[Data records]
►

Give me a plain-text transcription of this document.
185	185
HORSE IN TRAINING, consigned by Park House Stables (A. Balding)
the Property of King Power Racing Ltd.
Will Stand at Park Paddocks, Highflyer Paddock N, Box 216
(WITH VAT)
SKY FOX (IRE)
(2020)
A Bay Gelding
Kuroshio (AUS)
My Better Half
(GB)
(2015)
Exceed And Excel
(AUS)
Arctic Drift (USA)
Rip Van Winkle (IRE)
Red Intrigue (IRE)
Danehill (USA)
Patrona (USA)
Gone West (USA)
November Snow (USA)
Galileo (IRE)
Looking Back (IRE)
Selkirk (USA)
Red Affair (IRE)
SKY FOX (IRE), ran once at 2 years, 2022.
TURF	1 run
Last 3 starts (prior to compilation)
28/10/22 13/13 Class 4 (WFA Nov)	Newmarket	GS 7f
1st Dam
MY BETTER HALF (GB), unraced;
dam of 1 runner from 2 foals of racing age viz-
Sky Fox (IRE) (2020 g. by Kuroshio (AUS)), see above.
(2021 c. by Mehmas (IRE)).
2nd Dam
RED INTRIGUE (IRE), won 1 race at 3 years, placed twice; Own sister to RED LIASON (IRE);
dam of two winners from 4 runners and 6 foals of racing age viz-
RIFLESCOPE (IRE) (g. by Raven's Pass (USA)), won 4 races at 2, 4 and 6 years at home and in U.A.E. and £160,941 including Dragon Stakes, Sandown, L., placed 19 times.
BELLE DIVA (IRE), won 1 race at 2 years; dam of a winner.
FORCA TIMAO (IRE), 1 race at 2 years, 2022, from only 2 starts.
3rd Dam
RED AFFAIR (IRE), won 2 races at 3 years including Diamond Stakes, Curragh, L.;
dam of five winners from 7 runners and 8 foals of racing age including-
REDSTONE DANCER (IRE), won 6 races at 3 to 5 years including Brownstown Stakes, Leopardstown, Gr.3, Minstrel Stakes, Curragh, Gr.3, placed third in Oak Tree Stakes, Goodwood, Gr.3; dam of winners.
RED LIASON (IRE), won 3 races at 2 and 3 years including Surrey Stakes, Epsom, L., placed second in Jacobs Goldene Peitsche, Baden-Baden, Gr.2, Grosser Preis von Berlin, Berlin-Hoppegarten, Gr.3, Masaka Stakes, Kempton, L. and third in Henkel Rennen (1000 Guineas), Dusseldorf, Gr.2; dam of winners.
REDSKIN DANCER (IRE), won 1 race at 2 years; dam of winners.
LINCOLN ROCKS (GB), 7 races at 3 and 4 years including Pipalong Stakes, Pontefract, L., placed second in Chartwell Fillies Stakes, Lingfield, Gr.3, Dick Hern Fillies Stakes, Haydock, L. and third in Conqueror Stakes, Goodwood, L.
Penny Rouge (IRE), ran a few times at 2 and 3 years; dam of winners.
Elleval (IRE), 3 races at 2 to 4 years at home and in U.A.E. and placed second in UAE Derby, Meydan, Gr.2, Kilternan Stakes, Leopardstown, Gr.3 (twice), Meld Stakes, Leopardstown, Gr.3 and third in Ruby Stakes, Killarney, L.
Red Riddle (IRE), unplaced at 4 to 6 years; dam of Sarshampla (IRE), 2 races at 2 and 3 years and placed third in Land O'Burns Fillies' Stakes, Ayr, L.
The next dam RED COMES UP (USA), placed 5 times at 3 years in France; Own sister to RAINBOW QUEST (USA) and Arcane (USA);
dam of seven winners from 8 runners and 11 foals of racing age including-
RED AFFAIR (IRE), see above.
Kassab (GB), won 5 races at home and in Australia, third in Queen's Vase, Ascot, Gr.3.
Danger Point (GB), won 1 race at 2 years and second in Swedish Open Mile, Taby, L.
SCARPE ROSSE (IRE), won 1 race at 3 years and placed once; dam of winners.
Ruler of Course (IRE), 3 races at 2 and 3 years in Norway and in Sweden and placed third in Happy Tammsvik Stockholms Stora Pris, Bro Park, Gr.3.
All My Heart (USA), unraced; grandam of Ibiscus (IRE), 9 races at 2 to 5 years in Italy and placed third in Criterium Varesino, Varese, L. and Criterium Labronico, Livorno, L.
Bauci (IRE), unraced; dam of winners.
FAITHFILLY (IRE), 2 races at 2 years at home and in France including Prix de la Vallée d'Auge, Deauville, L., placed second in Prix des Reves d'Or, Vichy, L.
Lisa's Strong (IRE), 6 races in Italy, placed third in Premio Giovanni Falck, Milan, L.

◄

Aim ▸ Return the entries in full, keeping every line exactly as it is.

Result of the exercise ▸
Give me a plain-text transcription of this document.
185	185
HORSE IN TRAINING, consigned by Park House Stables (A. Balding)
the Property of King Power Racing Ltd.
Will Stand at Park Paddocks, Highflyer Paddock N, Box 216
(WITH VAT)
SKY FOX (IRE)
(2020)
A Bay Gelding
Kuroshio (AUS)
My Better Half
(GB)
(2015)
Exceed And Excel
(AUS)
Arctic Drift (USA)
Rip Van Winkle (IRE)
Red Intrigue (IRE)
Danehill (USA)
Patrona (USA)
Gone West (USA)
November Snow (USA)
Galileo (IRE)
Looking Back (IRE)
Selkirk (USA)
Red Affair (IRE)
SKY FOX (IRE), ran once at 2 years, 2022.
TURF	1 run
Last 3 starts (prior to compilation)
28/10/22 13/13 Class 4 (WFA Nov)	Newmarket	GS 7f
1st Dam
MY BETTER HALF (GB), unraced;
dam of 1 runner from 2 foals of racing age viz-
Sky Fox (IRE) (2020 g. by Kuroshio (AUS)), see above.
(2021 c. by Mehmas (IRE)).
2nd Dam
RED INTRIGUE (IRE), won 1 race at 3 years, placed twice; Own sister to RED LIASON (IRE);
dam of two winners from 4 runners and 6 foals of racing age viz-
RIFLESCOPE (IRE) (g. by Raven's Pass (USA)), won 4 races at 2, 4 and 6 years at home and in U.A.E. and £160,941 including Dragon Stakes, Sandown, L., placed 19 times.
BELLE DIVA (IRE), won 1 race at 2 years; dam of a winner.
FORCA TIMAO (IRE), 1 race at 2 years, 2022, from only 2 starts.
3rd Dam
RED AFFAIR (IRE), won 2 races at 3 years including Diamond Stakes, Curragh, L.;
dam of five winners from 7 runners and 8 foals of racing age including-
REDSTONE DANCER (IRE), won 6 races at 3 to 5 years including Brownstown Stakes, Leopardstown, Gr.3, Minstrel Stakes, Curragh, Gr.3, placed third in Oak Tree Stakes, Goodwood, Gr.3; dam of winners.
RED LIASON (IRE), won 3 races at 2 and 3 years including Surrey Stakes, Epsom, L., placed second in Jacobs Goldene Peitsche, Baden-Baden, Gr.2, Grosser Preis von Berlin, Berlin-Hoppegarten, Gr.3, Masaka Stakes, Kempton, L. and third in Henkel Rennen (1000 Guineas), Dusseldorf, Gr.2; dam of winners.
REDSKIN DANCER (IRE), won 1 race at 2 years; dam of winners.
LINCOLN ROCKS (GB), 7 races at 3 and 4 years including Pipalong Stakes, Pontefract, L., placed second in Chartwell Fillies Stakes, Lingfield, Gr.3, Dick Hern Fillies Stakes, Haydock, L. and third in Conqueror Stakes, Goodwood, L.
Penny Rouge (IRE), ran a few times at 2 and 3 years; dam of winners.
Elleval (IRE), 3 races at 2 to 4 years at home and in U.A.E. and placed second in UAE Derby, Meydan, Gr.2, Kilternan Stakes, Leopardstown, Gr.3 (twice), Meld Stakes, Leopardstown, Gr.3 and third in Ruby Stakes, Killarney, L.
Red Riddle (IRE), unplaced at 4 to 6 years; dam of Sarshampla (IRE), 2 races at 2 and 3 years and placed third in Land O'Burns Fillies' Stakes, Ayr, L.
The next dam RED COMES UP (USA), placed 5 times at 3 years in France; Own sister to RAINBOW QUEST (USA) and Arcane (USA);
dam of seven winners from 8 runners and 11 foals of racing age including-
RED AFFAIR (IRE), see above.
Kassab (GB), won 5 races at home and in Australia, third in Queen's Vase, Ascot, Gr.3.
Danger Point (GB), won 1 race at 2 years and second in Swedish Open Mile, Taby, L.
SCARPE ROSSE (IRE), won 1 race at 3 years and placed once; dam of winners.
Ruler of Course (IRE), 3 races at 2 and 3 years in Norway and in Sweden and placed third in Happy Tammsvik Stockholms Stora Pris, Bro Park, Gr.3.
All My Heart (USA), unraced; grandam of Ibiscus (IRE), 9 races at 2 to 5 years in Italy and placed third in Criterium Varesino, Varese, L. and Criterium Labronico, Livorno, L.
Bauci (IRE), unraced; dam of winners.
FAITHFILLY (IRE), 2 races at 2 years at home and in France including Prix de la Vallée d'Auge, Deauville, L., placed second in Prix des Reves d'Or, Vichy, L.
Lisa's Strong (IRE), 6 races in Italy, placed third in Premio Giovanni Falck, Milan, L.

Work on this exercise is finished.